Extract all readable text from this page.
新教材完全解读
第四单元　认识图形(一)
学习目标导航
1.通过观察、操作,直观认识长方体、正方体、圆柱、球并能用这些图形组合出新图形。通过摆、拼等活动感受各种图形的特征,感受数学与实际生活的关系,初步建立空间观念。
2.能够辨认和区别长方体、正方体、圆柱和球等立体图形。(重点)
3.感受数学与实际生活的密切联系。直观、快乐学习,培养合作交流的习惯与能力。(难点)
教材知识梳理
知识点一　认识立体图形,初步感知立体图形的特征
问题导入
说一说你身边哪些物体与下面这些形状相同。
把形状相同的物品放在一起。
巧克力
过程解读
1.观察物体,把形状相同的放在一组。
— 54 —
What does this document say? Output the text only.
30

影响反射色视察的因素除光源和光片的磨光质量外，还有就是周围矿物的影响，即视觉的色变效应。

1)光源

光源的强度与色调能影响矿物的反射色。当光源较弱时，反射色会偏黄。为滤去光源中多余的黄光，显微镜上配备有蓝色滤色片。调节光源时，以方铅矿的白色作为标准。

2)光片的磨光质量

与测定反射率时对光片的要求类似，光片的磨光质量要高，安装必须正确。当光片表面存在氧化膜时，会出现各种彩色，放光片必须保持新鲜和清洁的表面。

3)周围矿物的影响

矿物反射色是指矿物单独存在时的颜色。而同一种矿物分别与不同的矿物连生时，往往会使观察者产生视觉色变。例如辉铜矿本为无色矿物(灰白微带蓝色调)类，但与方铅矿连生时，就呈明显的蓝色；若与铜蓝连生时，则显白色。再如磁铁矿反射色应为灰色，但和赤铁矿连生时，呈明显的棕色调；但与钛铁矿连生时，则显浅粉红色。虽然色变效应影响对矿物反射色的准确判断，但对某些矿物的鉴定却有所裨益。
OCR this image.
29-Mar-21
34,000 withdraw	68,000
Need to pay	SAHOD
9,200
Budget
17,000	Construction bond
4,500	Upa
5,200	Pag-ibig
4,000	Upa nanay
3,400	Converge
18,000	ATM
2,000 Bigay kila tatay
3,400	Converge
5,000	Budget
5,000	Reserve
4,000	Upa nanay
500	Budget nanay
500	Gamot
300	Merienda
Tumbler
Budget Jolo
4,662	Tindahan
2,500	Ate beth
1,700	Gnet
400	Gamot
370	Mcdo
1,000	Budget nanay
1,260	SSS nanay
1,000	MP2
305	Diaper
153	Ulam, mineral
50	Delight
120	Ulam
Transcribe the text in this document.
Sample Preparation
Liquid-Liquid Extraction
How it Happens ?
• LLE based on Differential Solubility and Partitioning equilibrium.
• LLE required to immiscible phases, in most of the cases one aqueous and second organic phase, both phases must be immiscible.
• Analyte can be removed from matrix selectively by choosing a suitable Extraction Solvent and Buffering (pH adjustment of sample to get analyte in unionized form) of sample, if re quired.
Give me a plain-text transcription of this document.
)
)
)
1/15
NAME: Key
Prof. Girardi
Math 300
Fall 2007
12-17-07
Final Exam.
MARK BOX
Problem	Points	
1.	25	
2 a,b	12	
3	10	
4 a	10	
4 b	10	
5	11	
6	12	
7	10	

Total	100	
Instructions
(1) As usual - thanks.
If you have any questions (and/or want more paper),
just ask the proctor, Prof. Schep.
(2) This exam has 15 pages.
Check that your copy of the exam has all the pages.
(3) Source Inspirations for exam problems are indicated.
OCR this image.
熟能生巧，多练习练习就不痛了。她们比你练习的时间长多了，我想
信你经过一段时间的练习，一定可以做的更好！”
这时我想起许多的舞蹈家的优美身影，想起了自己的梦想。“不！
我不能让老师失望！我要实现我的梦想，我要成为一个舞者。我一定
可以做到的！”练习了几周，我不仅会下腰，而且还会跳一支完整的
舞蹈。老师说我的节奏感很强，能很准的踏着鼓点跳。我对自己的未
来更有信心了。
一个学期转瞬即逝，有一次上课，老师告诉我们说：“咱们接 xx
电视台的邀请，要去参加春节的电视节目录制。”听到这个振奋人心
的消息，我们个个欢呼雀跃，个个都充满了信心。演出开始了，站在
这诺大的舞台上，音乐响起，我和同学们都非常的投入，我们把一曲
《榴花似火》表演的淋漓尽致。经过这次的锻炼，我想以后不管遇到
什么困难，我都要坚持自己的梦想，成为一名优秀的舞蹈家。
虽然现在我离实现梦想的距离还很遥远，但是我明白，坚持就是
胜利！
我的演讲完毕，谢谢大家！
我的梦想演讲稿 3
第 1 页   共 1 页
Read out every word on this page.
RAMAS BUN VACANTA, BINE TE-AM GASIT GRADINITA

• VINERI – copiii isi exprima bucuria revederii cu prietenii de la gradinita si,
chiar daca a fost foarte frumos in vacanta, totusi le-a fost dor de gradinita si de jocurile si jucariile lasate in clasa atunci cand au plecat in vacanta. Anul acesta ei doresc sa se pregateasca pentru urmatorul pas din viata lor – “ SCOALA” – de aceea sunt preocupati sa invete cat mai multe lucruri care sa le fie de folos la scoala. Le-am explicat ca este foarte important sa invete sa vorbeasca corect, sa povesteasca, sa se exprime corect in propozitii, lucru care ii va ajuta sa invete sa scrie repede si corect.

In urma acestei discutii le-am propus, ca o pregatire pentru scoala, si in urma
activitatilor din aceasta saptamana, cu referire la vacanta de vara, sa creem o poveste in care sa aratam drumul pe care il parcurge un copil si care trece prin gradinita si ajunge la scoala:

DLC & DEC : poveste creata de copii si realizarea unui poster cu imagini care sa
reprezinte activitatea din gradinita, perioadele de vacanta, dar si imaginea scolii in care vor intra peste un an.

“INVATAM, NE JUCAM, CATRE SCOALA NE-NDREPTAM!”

_ _ _

**TASK BRIEF:** Reproduce each record shown above without altering a single word.

**THE RESULT:**
Extract all readable text from this page.
新教材完全解读
第四单元　认识图形(一)
学习目标导航
1.通过观察、操作,直观认识长方体、正方体、圆柱、球并能用这些图形组合出新图形。通过摆、拼等活动感受各种图形的特征,感受数学与实际生活的关系,初步建立空间观念。
2.能够辨认和区别长方体、正方体、圆柱和球等立体图形。(重点)
3.感受数学与实际生活的密切联系。直观、快乐学习,培养合作交流的习惯与能力。(难点)
教材知识梳理
知识点一　认识立体图形,初步感知立体图形的特征
问题导入
说一说你身边哪些物体与下面这些形状相同。
把形状相同的物品放在一起。
巧克力
过程解读
1.观察物体,把形状相同的放在一组。
— 54 —
What does this document say? Output the text only.
30

影响反射色视察的因素除光源和光片的磨光质量外，还有就是周围矿物的影响，即视觉的色变效应。

1)光源

光源的强度与色调能影响矿物的反射色。当光源较弱时，反射色会偏黄。为滤去光源中多余的黄光，显微镜上配备有蓝色滤色片。调节光源时，以方铅矿的白色作为标准。

2)光片的磨光质量

与测定反射率时对光片的要求类似，光片的磨光质量要高，安装必须正确。当光片表面存在氧化膜时，会出现各种彩色，放光片必须保持新鲜和清洁的表面。

3)周围矿物的影响

矿物反射色是指矿物单独存在时的颜色。而同一种矿物分别与不同的矿物连生时，往往会使观察者产生视觉色变。例如辉铜矿本为无色矿物(灰白微带蓝色调)类，但与方铅矿连生时，就呈明显的蓝色；若与铜蓝连生时，则显白色。再如磁铁矿反射色应为灰色，但和赤铁矿连生时，呈明显的棕色调；但与钛铁矿连生时，则显浅粉红色。虽然色变效应影响对矿物反射色的准确判断，但对某些矿物的鉴定却有所裨益。
OCR this image.
29-Mar-21
34,000 withdraw	68,000
Need to pay	SAHOD
9,200
Budget
17,000	Construction bond
4,500	Upa
5,200	Pag-ibig
4,000	Upa nanay
3,400	Converge
18,000	ATM
2,000 Bigay kila tatay
3,400	Converge
5,000	Budget
5,000	Reserve
4,000	Upa nanay
500	Budget nanay
500	Gamot
300	Merienda
Tumbler
Budget Jolo
4,662	Tindahan
2,500	Ate beth
1,700	Gnet
400	Gamot
370	Mcdo
1,000	Budget nanay
1,260	SSS nanay
1,000	MP2
305	Diaper
153	Ulam, mineral
50	Delight
120	Ulam
Transcribe the text in this document.
Sample Preparation
Liquid-Liquid Extraction
How it Happens ?
• LLE based on Differential Solubility and Partitioning equilibrium.
• LLE required to immiscible phases, in most of the cases one aqueous and second organic phase, both phases must be immiscible.
• Analyte can be removed from matrix selectively by choosing a suitable Extraction Solvent and Buffering (pH adjustment of sample to get analyte in unionized form) of sample, if re quired.
Give me a plain-text transcription of this document.
)
)
)
1/15
NAME: Key
Prof. Girardi
Math 300
Fall 2007
12-17-07
Final Exam.
MARK BOX
Problem	Points	
1.	25	
2 a,b	12	
3	10	
4 a	10	
4 b	10	
5	11	
6	12	
7	10	

Total	100	
Instructions
(1) As usual - thanks.
If you have any questions (and/or want more paper),
just ask the proctor, Prof. Schep.
(2) This exam has 15 pages.
Check that your copy of the exam has all the pages.
(3) Source Inspirations for exam problems are indicated.
OCR this image.
熟能生巧，多练习练习就不痛了。她们比你练习的时间长多了，我想
信你经过一段时间的练习，一定可以做的更好！”
这时我想起许多的舞蹈家的优美身影，想起了自己的梦想。“不！
我不能让老师失望！我要实现我的梦想，我要成为一个舞者。我一定
可以做到的！”练习了几周，我不仅会下腰，而且还会跳一支完整的
舞蹈。老师说我的节奏感很强，能很准的踏着鼓点跳。我对自己的未
来更有信心了。
一个学期转瞬即逝，有一次上课，老师告诉我们说：“咱们接 xx
电视台的邀请，要去参加春节的电视节目录制。”听到这个振奋人心
的消息，我们个个欢呼雀跃，个个都充满了信心。演出开始了，站在
这诺大的舞台上，音乐响起，我和同学们都非常的投入，我们把一曲
《榴花似火》表演的淋漓尽致。经过这次的锻炼，我想以后不管遇到
什么困难，我都要坚持自己的梦想，成为一名优秀的舞蹈家。
虽然现在我离实现梦想的距离还很遥远，但是我明白，坚持就是
胜利！
我的演讲完毕，谢谢大家！
我的梦想演讲稿 3
第 1 页   共 1 页
Read out every word on this page.
RAMAS BUN VACANTA, BINE TE-AM GASIT GRADINITA

• VINERI – copiii isi exprima bucuria revederii cu prietenii de la gradinita si,
chiar daca a fost foarte frumos in vacanta, totusi le-a fost dor de gradinita si de jocurile si jucariile lasate in clasa atunci cand au plecat in vacanta. Anul acesta ei doresc sa se pregateasca pentru urmatorul pas din viata lor – “ SCOALA” – de aceea sunt preocupati sa invete cat mai multe lucruri care sa le fie de folos la scoala. Le-am explicat ca este foarte important sa invete sa vorbeasca corect, sa povesteasca, sa se exprime corect in propozitii, lucru care ii va ajuta sa invete sa scrie repede si corect.

In urma acestei discutii le-am propus, ca o pregatire pentru scoala, si in urma
activitatilor din aceasta saptamana, cu referire la vacanta de vara, sa creem o poveste in care sa aratam drumul pe care il parcurge un copil si care trece prin gradinita si ajunge la scoala:

DLC & DEC : poveste creata de copii si realizarea unui poster cu imagini care sa
reprezinte activitatea din gradinita, perioadele de vacanta, dar si imaginea scolii in care vor intra peste un an.

“INVATAM, NE JUCAM, CATRE SCOALA NE-NDREPTAM!”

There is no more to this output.